Begin

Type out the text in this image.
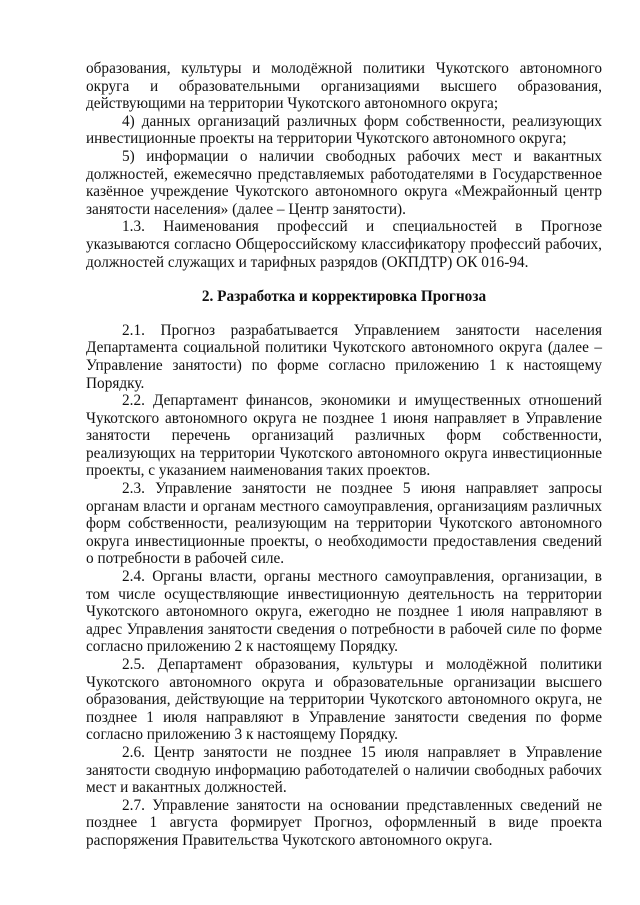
образования, культуры и молодёжной политики Чукотского автономного округа и образовательными организациями высшего образования, действующими на территории Чукотского автономного округа;

4) данных организаций различных форм собственности, реализующих инвестиционные проекты на территории Чукотского автономного округа;

5) информации о наличии свободных рабочих мест и вакантных должностей, ежемесячно представляемых работодателями в Государственное казённое учреждение Чукотского автономного округа «Межрайонный центр занятости населения» (далее – Центр занятости).

1.3. Наименования профессий и специальностей в Прогнозе указываются согласно Общероссийскому классификатору профессий рабочих, должностей служащих и тарифных разрядов (ОКПДТР) ОК 016-94.

2. Разработка и корректировка Прогноза

2.1. Прогноз разрабатывается Управлением занятости населения Департамента социальной политики Чукотского автономного округа (далее – Управление занятости) по форме согласно приложению 1 к настоящему Порядку.

2.2. Департамент финансов, экономики и имущественных отношений Чукотского автономного округа не позднее 1 июня направляет в Управление занятости перечень организаций различных форм собственности, реализующих на территории Чукотского автономного округа инвестиционные проекты, с указанием наименования таких проектов.

2.3. Управление занятости не позднее 5 июня направляет запросы органам власти и органам местного самоуправления, организациям различных форм собственности, реализующим на территории Чукотского автономного округа инвестиционные проекты, о необходимости предоставления сведений о потребности в рабочей силе.

2.4. Органы власти, органы местного самоуправления, организации, в том числе осуществляющие инвестиционную деятельность на территории Чукотского автономного округа, ежегодно не позднее 1 июля направляют в адрес Управления занятости сведения о потребности в рабочей силе по форме согласно приложению 2 к настоящему Порядку.

2.5. Департамент образования, культуры и молодёжной политики Чукотского автономного округа и образовательные организации высшего образования, действующие на территории Чукотского автономного округа, не позднее 1 июля направляют в Управление занятости сведения по форме согласно приложению 3 к настоящему Порядку.

2.6. Центр занятости не позднее 15 июля направляет в Управление занятости сводную информацию работодателей о наличии свободных рабочих мест и вакантных должностей.

2.7. Управление занятости на основании представленных сведений не позднее 1 августа формирует Прогноз, оформленный в виде проекта распоряжения Правительства Чукотского автономного округа.
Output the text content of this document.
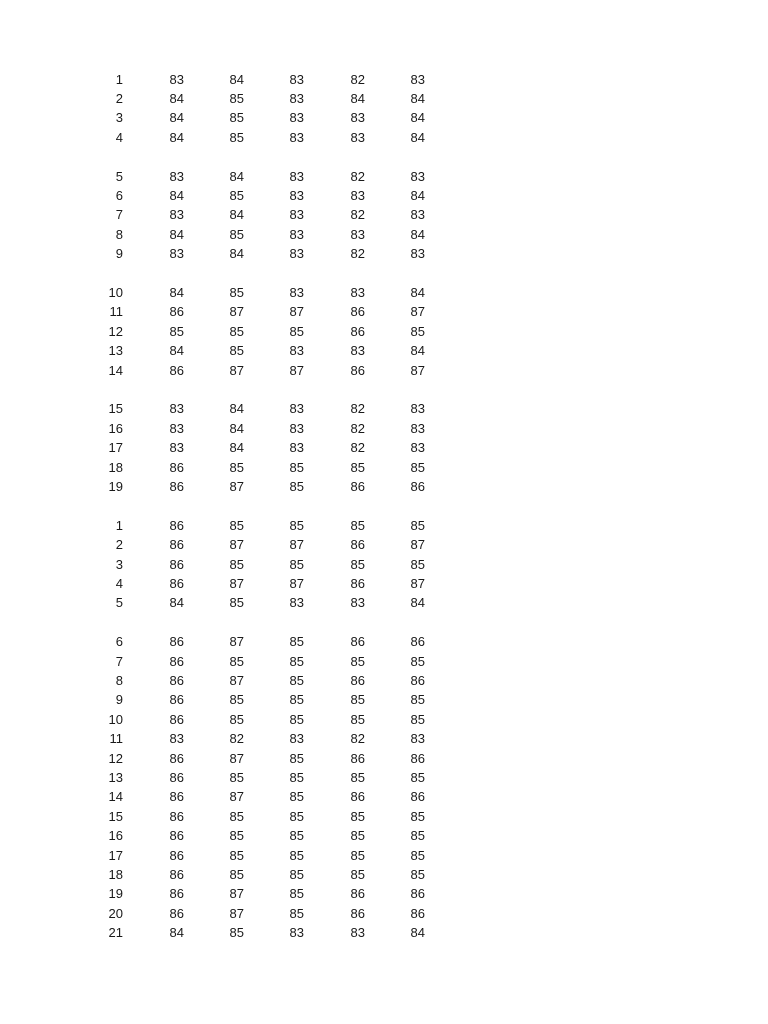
1	83	84	83	82	83
2	84	85	83	84	84
3	84	85	83	83	84
4	84	85	83	83	84
5	83	84	83	82	83
6	84	85	83	83	84
7	83	84	83	82	83
8	84	85	83	83	84
9	83	84	83	82	83
10	84	85	83	83	84
11	86	87	87	86	87
12	85	85	85	86	85
13	84	85	83	83	84
14	86	87	87	86	87
15	83	84	83	82	83
16	83	84	83	82	83
17	83	84	83	82	83
18	86	85	85	85	85
19	86	87	85	86	86
1	86	85	85	85	85
2	86	87	87	86	87
3	86	85	85	85	85
4	86	87	87	86	87
5	84	85	83	83	84
6	86	87	85	86	86
7	86	85	85	85	85
8	86	87	85	86	86
9	86	85	85	85	85
10	86	85	85	85	85
11	83	82	83	82	83
12	86	87	85	86	86
13	86	85	85	85	85
14	86	87	85	86	86
15	86	85	85	85	85
16	86	85	85	85	85
17	86	85	85	85	85
18	86	85	85	85	85
19	86	87	85	86	86
20	86	87	85	86	86
21	84	85	83	83	84
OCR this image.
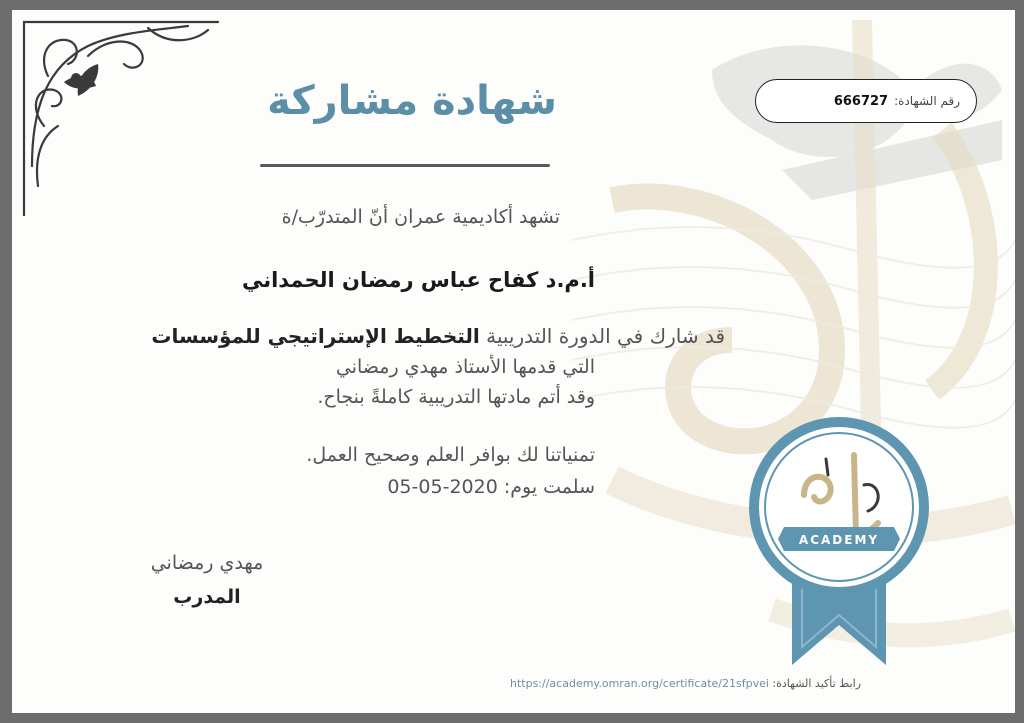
شهادة مشاركة	رقم الشهادة:
666727
تشهد أكاديمية عمران أنّ المتدرّب/ة
أ.م.د كفاح عباس رمضان الحمداني
قد شارك في الدورة التدريبية التخطيط الإستراتيجي للمؤسسات
التي قدمها الأستاذ مهدي رمضاني
وقد أتم مادتها التدريبية كاملةً بنجاح.
تمنياتنا لك بوافر العلم وصحيح العمل.
سلمت يوم: 2020-05-05
مهدي رمضاني
المدرب
ACADEMY
رابط تأكيد الشهادة: https://academy.omran.org/certificate/21sfpvei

End

Exercise directions: Output the records above exactly; leave out the pictures.

Answer for this exercise:
Type out the text in this image.
образования, культуры и молодёжной политики Чукотского автономного округа и образовательными организациями высшего образования, действующими на территории Чукотского автономного округа;

4) данных организаций различных форм собственности, реализующих инвестиционные проекты на территории Чукотского автономного округа;

5) информации о наличии свободных рабочих мест и вакантных должностей, ежемесячно представляемых работодателями в Государственное казённое учреждение Чукотского автономного округа «Межрайонный центр занятости населения» (далее – Центр занятости).

1.3. Наименования профессий и специальностей в Прогнозе указываются согласно Общероссийскому классификатору профессий рабочих, должностей служащих и тарифных разрядов (ОКПДТР) ОК 016-94.

2. Разработка и корректировка Прогноза

2.1. Прогноз разрабатывается Управлением занятости населения Департамента социальной политики Чукотского автономного округа (далее – Управление занятости) по форме согласно приложению 1 к настоящему Порядку.

2.2. Департамент финансов, экономики и имущественных отношений Чукотского автономного округа не позднее 1 июня направляет в Управление занятости перечень организаций различных форм собственности, реализующих на территории Чукотского автономного округа инвестиционные проекты, с указанием наименования таких проектов.

2.3. Управление занятости не позднее 5 июня направляет запросы органам власти и органам местного самоуправления, организациям различных форм собственности, реализующим на территории Чукотского автономного округа инвестиционные проекты, о необходимости предоставления сведений о потребности в рабочей силе.

2.4. Органы власти, органы местного самоуправления, организации, в том числе осуществляющие инвестиционную деятельность на территории Чукотского автономного округа, ежегодно не позднее 1 июля направляют в адрес Управления занятости сведения о потребности в рабочей силе по форме согласно приложению 2 к настоящему Порядку.

2.5. Департамент образования, культуры и молодёжной политики Чукотского автономного округа и образовательные организации высшего образования, действующие на территории Чукотского автономного округа, не позднее 1 июля направляют в Управление занятости сведения по форме согласно приложению 3 к настоящему Порядку.

2.6. Центр занятости не позднее 15 июля направляет в Управление занятости сводную информацию работодателей о наличии свободных рабочих мест и вакантных должностей.

2.7. Управление занятости на основании представленных сведений не позднее 1 августа формирует Прогноз, оформленный в виде проекта распоряжения Правительства Чукотского автономного округа.
Output the text content of this document.
1	83	84	83	82	83
2	84	85	83	84	84
3	84	85	83	83	84
4	84	85	83	83	84
5	83	84	83	82	83
6	84	85	83	83	84
7	83	84	83	82	83
8	84	85	83	83	84
9	83	84	83	82	83
10	84	85	83	83	84
11	86	87	87	86	87
12	85	85	85	86	85
13	84	85	83	83	84
14	86	87	87	86	87
15	83	84	83	82	83
16	83	84	83	82	83
17	83	84	83	82	83
18	86	85	85	85	85
19	86	87	85	86	86
1	86	85	85	85	85
2	86	87	87	86	87
3	86	85	85	85	85
4	86	87	87	86	87
5	84	85	83	83	84
6	86	87	85	86	86
7	86	85	85	85	85
8	86	87	85	86	86
9	86	85	85	85	85
10	86	85	85	85	85
11	83	82	83	82	83
12	86	87	85	86	86
13	86	85	85	85	85
14	86	87	85	86	86
15	86	85	85	85	85
16	86	85	85	85	85
17	86	85	85	85	85
18	86	85	85	85	85
19	86	87	85	86	86
20	86	87	85	86	86
21	84	85	83	83	84
OCR this image.
شهادة مشاركة	رقم الشهادة:
666727
تشهد أكاديمية عمران أنّ المتدرّب/ة
أ.م.د كفاح عباس رمضان الحمداني
قد شارك في الدورة التدريبية التخطيط الإستراتيجي للمؤسسات
التي قدمها الأستاذ مهدي رمضاني
وقد أتم مادتها التدريبية كاملةً بنجاح.
تمنياتنا لك بوافر العلم وصحيح العمل.
سلمت يوم: 2020-05-05
مهدي رمضاني
المدرب
ACADEMY
رابط تأكيد الشهادة: https://academy.omran.org/certificate/21sfpvei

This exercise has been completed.